■ Required work ■
What is the number of lines in the data holding the word "организации"? Give that number by itself.

===== Provided information

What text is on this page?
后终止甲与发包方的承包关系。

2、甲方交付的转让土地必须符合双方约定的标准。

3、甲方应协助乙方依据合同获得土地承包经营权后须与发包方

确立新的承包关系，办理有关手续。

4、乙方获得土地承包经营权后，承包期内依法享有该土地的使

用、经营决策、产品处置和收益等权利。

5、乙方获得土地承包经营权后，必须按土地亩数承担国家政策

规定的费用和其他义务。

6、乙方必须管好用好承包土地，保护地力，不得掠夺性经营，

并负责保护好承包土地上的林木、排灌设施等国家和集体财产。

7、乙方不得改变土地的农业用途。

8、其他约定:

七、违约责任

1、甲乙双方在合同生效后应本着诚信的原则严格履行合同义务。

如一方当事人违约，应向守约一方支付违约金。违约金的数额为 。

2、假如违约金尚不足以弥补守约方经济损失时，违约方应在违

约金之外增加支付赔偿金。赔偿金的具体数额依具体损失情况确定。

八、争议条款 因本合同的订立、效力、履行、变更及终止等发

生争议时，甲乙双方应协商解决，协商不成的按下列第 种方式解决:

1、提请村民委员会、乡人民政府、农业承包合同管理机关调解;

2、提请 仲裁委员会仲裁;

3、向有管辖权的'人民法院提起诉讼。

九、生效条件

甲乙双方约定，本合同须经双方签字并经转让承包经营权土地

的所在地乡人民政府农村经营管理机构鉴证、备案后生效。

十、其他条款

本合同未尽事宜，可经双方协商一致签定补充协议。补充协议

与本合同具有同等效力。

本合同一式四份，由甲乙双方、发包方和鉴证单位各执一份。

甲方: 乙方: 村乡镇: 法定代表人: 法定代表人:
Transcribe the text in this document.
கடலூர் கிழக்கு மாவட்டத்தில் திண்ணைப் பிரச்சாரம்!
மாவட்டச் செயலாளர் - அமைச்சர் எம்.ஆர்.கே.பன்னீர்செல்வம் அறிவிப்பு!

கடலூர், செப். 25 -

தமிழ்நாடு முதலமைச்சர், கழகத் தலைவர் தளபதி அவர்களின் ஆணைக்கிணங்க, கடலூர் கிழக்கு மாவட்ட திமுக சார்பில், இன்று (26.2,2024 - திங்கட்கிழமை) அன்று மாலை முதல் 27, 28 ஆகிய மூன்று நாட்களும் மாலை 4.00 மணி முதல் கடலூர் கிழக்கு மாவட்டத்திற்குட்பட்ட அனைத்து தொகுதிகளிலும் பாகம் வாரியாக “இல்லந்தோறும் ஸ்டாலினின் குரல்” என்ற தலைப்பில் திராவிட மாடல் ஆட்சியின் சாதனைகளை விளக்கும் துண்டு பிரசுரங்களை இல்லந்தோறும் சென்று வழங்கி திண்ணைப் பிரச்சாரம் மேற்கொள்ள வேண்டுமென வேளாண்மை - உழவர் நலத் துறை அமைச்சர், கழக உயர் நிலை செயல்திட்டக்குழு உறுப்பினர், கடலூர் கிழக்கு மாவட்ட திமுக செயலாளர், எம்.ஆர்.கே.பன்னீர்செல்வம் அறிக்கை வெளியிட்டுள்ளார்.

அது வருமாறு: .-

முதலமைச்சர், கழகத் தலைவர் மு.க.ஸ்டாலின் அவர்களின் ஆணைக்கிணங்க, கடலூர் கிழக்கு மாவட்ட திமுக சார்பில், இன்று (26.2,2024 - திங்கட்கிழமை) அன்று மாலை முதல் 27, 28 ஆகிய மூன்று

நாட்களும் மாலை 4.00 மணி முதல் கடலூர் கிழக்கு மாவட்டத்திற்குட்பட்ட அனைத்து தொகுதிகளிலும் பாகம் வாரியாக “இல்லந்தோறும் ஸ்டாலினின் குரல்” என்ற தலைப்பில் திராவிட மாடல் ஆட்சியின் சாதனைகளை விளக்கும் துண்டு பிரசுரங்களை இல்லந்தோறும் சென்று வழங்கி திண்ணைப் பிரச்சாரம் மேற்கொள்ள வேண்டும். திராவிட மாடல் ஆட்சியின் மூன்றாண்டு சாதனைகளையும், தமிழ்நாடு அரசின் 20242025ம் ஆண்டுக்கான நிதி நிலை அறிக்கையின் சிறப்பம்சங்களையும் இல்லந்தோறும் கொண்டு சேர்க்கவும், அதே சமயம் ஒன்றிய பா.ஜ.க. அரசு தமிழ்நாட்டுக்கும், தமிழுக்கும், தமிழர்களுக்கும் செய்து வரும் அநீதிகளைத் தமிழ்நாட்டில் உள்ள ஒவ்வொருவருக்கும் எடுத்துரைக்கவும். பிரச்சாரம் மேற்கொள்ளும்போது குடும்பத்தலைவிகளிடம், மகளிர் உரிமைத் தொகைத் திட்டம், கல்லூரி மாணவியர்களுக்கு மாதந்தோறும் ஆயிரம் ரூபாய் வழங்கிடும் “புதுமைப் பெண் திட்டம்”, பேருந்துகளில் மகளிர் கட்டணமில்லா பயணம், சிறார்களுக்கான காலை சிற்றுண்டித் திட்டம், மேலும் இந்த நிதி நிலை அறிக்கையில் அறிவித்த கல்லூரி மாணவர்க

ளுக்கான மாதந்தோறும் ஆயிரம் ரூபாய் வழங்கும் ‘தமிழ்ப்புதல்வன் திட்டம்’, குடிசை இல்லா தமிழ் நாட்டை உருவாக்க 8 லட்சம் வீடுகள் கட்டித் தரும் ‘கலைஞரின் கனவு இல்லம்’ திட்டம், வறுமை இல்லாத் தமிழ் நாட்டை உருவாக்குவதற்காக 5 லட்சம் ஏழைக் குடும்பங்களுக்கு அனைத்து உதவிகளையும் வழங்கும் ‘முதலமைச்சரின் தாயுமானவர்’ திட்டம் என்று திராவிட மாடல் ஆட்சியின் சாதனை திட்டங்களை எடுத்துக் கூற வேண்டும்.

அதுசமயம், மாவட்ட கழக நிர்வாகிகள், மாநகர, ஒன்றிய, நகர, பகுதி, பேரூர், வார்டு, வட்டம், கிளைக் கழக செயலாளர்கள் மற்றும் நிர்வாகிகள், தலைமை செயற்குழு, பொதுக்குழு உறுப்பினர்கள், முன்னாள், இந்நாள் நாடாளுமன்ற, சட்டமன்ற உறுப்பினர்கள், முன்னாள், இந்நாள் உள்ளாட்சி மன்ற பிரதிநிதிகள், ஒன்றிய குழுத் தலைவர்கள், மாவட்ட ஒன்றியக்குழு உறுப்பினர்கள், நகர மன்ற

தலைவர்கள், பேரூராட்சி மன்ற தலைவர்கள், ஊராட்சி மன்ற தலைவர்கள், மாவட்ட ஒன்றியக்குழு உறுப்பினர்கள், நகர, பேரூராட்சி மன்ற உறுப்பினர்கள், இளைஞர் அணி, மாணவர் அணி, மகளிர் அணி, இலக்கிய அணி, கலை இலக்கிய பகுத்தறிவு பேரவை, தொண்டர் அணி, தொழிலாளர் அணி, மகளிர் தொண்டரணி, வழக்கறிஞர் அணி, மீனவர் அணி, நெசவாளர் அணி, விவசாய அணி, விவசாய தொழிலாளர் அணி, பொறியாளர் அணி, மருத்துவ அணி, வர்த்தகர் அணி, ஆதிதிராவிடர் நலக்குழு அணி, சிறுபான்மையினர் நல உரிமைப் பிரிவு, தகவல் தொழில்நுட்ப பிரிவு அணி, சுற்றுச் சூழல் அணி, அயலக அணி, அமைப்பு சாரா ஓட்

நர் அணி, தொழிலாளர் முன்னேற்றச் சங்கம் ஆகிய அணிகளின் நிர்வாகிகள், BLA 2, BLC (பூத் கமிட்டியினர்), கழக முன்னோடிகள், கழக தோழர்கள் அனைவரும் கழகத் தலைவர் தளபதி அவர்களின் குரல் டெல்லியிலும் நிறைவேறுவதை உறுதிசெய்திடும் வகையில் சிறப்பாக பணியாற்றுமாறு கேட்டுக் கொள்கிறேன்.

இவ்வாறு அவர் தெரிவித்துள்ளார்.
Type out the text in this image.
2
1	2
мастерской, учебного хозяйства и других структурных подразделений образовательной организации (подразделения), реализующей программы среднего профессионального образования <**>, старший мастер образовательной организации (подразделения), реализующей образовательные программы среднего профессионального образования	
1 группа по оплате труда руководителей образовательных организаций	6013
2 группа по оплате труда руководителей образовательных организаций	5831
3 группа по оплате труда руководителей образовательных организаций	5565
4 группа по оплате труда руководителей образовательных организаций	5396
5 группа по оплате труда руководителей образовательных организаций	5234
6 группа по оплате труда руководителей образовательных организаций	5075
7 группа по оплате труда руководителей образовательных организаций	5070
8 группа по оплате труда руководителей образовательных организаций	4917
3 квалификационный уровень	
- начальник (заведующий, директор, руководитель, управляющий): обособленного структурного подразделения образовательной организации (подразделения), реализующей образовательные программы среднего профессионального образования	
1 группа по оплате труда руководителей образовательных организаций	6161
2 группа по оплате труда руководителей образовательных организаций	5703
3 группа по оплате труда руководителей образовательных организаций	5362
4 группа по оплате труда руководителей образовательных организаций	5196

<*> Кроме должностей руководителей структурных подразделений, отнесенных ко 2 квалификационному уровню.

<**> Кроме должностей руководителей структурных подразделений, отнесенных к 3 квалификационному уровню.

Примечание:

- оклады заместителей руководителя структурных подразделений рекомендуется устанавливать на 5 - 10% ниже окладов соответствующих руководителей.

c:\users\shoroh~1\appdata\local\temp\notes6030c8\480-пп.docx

==========

■ Output of the exercise ■
2